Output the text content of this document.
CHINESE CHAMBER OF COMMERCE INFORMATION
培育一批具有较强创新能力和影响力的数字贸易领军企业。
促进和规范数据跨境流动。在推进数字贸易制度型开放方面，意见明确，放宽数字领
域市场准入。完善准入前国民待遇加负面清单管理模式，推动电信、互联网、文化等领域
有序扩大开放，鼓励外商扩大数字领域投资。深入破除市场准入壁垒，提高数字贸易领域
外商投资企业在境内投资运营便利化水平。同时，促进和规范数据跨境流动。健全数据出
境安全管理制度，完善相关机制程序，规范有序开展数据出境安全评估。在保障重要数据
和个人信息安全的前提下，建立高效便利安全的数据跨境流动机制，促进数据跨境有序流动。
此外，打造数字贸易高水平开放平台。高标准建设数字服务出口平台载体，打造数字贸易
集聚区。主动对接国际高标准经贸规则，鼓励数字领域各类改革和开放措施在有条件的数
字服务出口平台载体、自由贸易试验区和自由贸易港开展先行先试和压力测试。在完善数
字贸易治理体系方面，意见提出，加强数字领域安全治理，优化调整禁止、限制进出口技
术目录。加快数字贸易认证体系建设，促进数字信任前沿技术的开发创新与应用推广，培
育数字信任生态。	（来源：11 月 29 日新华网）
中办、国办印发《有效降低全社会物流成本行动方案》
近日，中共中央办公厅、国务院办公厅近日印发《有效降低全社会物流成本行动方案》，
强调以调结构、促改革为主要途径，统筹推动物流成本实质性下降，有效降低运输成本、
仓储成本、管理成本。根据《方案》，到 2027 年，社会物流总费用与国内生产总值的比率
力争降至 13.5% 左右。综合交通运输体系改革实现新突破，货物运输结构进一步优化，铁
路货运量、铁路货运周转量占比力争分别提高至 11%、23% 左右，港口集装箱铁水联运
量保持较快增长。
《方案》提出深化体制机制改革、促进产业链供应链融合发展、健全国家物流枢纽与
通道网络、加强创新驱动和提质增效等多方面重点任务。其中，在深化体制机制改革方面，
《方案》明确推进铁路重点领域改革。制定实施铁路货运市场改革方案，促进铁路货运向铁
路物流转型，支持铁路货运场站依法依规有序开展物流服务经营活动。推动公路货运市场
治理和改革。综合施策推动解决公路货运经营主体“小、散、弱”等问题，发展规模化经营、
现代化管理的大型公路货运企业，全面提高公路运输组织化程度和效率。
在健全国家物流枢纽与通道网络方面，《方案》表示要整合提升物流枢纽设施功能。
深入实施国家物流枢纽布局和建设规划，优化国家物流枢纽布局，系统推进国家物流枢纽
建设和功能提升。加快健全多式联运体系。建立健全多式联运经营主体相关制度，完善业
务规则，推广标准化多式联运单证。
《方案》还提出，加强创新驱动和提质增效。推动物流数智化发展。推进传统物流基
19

# # # # #

§ Problem to solve
Exact copies of all the records are required.

§ Result of this exercise
Output the text content of this document.
CHINESE CHAMBER OF COMMERCE INFORMATION
培育一批具有较强创新能力和影响力的数字贸易领军企业。
促进和规范数据跨境流动。在推进数字贸易制度型开放方面，意见明确，放宽数字领
域市场准入。完善准入前国民待遇加负面清单管理模式，推动电信、互联网、文化等领域
有序扩大开放，鼓励外商扩大数字领域投资。深入破除市场准入壁垒，提高数字贸易领域
外商投资企业在境内投资运营便利化水平。同时，促进和规范数据跨境流动。健全数据出
境安全管理制度，完善相关机制程序，规范有序开展数据出境安全评估。在保障重要数据
和个人信息安全的前提下，建立高效便利安全的数据跨境流动机制，促进数据跨境有序流动。
此外，打造数字贸易高水平开放平台。高标准建设数字服务出口平台载体，打造数字贸易
集聚区。主动对接国际高标准经贸规则，鼓励数字领域各类改革和开放措施在有条件的数
字服务出口平台载体、自由贸易试验区和自由贸易港开展先行先试和压力测试。在完善数
字贸易治理体系方面，意见提出，加强数字领域安全治理，优化调整禁止、限制进出口技
术目录。加快数字贸易认证体系建设，促进数字信任前沿技术的开发创新与应用推广，培
育数字信任生态。	（来源：11 月 29 日新华网）
中办、国办印发《有效降低全社会物流成本行动方案》
近日，中共中央办公厅、国务院办公厅近日印发《有效降低全社会物流成本行动方案》，
强调以调结构、促改革为主要途径，统筹推动物流成本实质性下降，有效降低运输成本、
仓储成本、管理成本。根据《方案》，到 2027 年，社会物流总费用与国内生产总值的比率
力争降至 13.5% 左右。综合交通运输体系改革实现新突破，货物运输结构进一步优化，铁
路货运量、铁路货运周转量占比力争分别提高至 11%、23% 左右，港口集装箱铁水联运
量保持较快增长。
《方案》提出深化体制机制改革、促进产业链供应链融合发展、健全国家物流枢纽与
通道网络、加强创新驱动和提质增效等多方面重点任务。其中，在深化体制机制改革方面，
《方案》明确推进铁路重点领域改革。制定实施铁路货运市场改革方案，促进铁路货运向铁
路物流转型，支持铁路货运场站依法依规有序开展物流服务经营活动。推动公路货运市场
治理和改革。综合施策推动解决公路货运经营主体“小、散、弱”等问题，发展规模化经营、
现代化管理的大型公路货运企业，全面提高公路运输组织化程度和效率。
在健全国家物流枢纽与通道网络方面，《方案》表示要整合提升物流枢纽设施功能。
深入实施国家物流枢纽布局和建设规划，优化国家物流枢纽布局，系统推进国家物流枢纽
建设和功能提升。加快健全多式联运体系。建立健全多式联运经营主体相关制度，完善业
务规则，推广标准化多式联运单证。
《方案》还提出，加强创新驱动和提质增效。推动物流数智化发展。推进传统物流基
19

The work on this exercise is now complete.